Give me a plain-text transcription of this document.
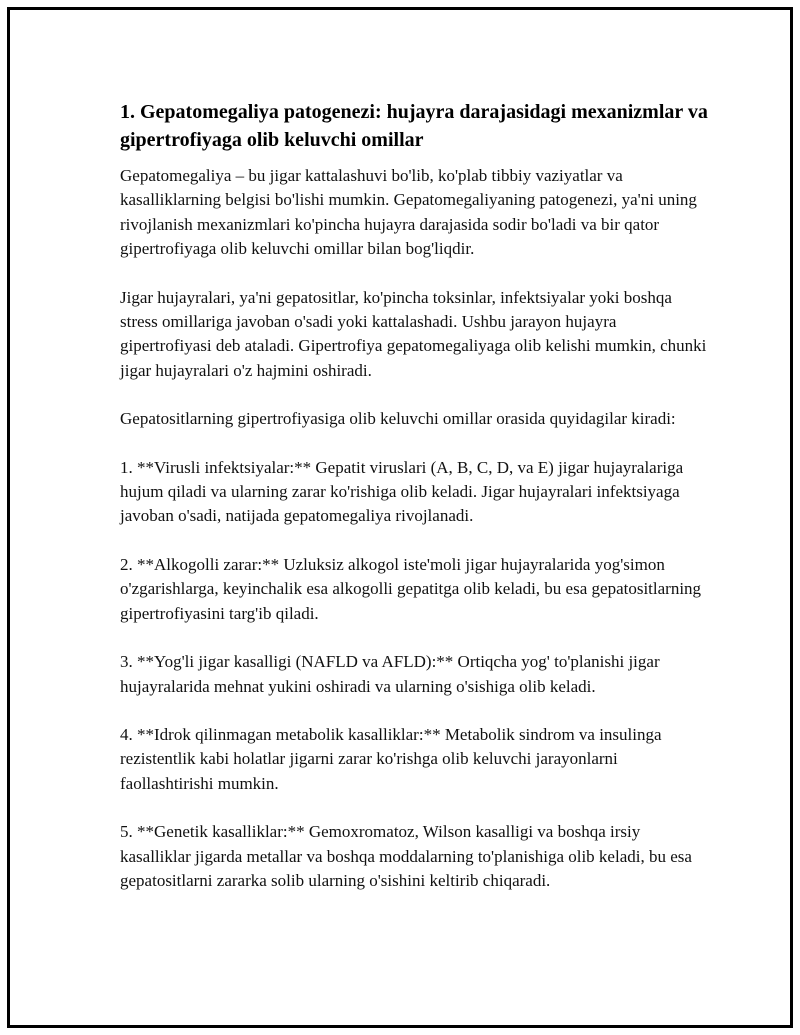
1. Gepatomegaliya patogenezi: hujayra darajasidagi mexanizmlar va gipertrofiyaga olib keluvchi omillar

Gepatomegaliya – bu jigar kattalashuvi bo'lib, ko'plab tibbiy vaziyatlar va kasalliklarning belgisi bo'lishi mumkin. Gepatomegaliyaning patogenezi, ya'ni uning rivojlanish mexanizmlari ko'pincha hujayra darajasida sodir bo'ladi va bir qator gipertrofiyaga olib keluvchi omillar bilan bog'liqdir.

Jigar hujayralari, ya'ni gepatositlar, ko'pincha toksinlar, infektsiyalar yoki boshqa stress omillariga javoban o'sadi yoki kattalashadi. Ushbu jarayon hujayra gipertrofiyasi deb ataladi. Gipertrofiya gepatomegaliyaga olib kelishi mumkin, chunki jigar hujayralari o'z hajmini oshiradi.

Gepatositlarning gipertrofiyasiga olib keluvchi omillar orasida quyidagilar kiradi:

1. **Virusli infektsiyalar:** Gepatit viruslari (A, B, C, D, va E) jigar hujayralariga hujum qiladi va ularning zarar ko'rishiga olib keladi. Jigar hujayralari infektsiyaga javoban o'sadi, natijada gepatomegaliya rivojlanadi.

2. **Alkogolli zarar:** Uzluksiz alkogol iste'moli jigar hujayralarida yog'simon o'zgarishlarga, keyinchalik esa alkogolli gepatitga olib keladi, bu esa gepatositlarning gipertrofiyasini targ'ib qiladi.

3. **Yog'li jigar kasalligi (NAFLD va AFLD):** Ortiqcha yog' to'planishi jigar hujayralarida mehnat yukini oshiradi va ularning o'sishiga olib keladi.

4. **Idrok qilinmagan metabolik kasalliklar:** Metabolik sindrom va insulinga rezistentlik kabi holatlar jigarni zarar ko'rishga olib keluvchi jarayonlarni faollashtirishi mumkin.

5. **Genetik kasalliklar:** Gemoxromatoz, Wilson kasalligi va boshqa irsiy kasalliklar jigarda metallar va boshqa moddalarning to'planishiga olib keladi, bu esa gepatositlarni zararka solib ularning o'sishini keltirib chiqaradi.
━━━━━━━━━━━━━━━━━━━━━━━━━━━━━━
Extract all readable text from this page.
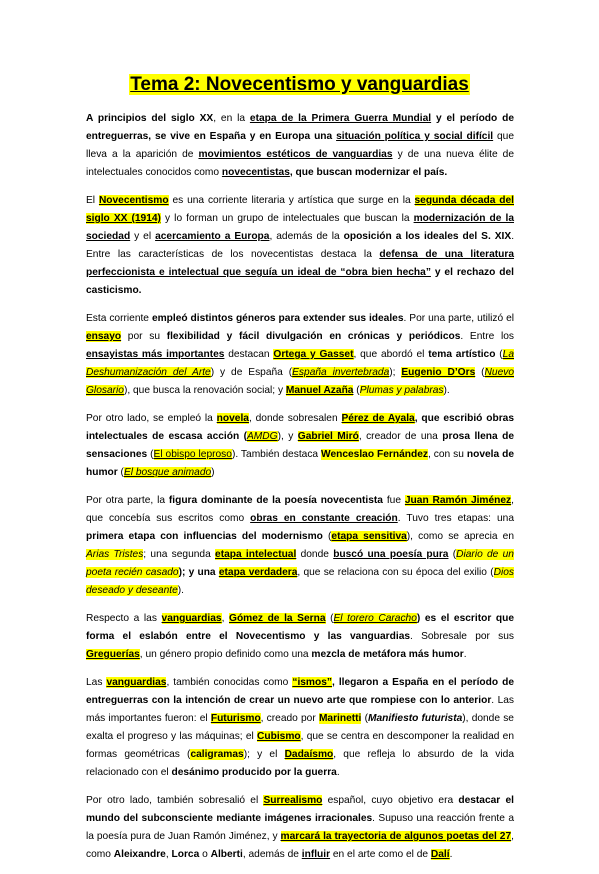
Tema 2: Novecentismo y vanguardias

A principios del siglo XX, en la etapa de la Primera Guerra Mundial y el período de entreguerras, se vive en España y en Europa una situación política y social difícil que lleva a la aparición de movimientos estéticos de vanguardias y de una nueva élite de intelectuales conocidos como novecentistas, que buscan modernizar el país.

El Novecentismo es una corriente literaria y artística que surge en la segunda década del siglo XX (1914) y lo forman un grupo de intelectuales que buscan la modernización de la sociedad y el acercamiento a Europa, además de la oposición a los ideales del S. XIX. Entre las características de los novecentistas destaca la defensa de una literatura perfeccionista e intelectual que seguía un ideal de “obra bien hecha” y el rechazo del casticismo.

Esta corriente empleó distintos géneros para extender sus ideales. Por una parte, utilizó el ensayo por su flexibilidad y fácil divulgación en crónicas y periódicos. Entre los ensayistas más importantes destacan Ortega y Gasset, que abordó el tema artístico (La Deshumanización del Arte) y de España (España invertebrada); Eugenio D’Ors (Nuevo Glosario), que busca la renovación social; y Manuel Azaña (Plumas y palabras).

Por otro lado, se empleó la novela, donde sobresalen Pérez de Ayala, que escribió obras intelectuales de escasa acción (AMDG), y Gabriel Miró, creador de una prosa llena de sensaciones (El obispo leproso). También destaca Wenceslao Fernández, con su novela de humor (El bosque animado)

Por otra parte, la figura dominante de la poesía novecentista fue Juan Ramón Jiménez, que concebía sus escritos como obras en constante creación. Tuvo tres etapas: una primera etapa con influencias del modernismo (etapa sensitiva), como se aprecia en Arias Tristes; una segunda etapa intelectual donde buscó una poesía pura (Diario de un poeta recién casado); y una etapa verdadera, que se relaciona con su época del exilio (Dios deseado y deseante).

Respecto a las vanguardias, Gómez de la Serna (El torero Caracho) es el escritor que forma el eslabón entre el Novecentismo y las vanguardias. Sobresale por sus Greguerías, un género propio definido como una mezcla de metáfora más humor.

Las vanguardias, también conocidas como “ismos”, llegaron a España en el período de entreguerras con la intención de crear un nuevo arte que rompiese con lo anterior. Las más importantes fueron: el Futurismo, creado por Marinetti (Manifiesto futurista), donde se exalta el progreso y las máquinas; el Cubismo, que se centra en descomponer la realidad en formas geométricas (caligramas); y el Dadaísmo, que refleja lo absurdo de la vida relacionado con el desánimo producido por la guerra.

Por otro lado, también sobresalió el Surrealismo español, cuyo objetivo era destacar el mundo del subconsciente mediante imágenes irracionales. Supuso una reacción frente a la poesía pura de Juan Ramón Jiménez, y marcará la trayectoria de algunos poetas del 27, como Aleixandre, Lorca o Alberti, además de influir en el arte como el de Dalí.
━━━━━━━━━━━━━━━━━━━━━━━━━━━━━━
#### Task objective
Take from the listing above each line that contains the string "Juan".

#### Output for this task
Por otra parte, la figura dominante de la poesía novecentista fue Juan Ramón Jiménez, que concebía sus escritos como obras en constante creación. Tuvo tres etapas: una primera etapa con influencias del modernismo (etapa sensitiva), como se aprecia en Arias Tristes; una segunda etapa intelectual donde buscó una poesía pura (Diario de un poeta recién casado); y una etapa verdadera, que se relaciona con su época del exilio (Dios deseado y deseante).
Por otro lado, también sobresalió el Surrealismo español, cuyo objetivo era destacar el mundo del subconsciente mediante imágenes irracionales. Supuso una reacción frente a la poesía pura de Juan Ramón Jiménez, y marcará la trayectoria de algunos poetas del 27, como Aleixandre, Lorca o Alberti, además de influir en el arte como el de Dalí.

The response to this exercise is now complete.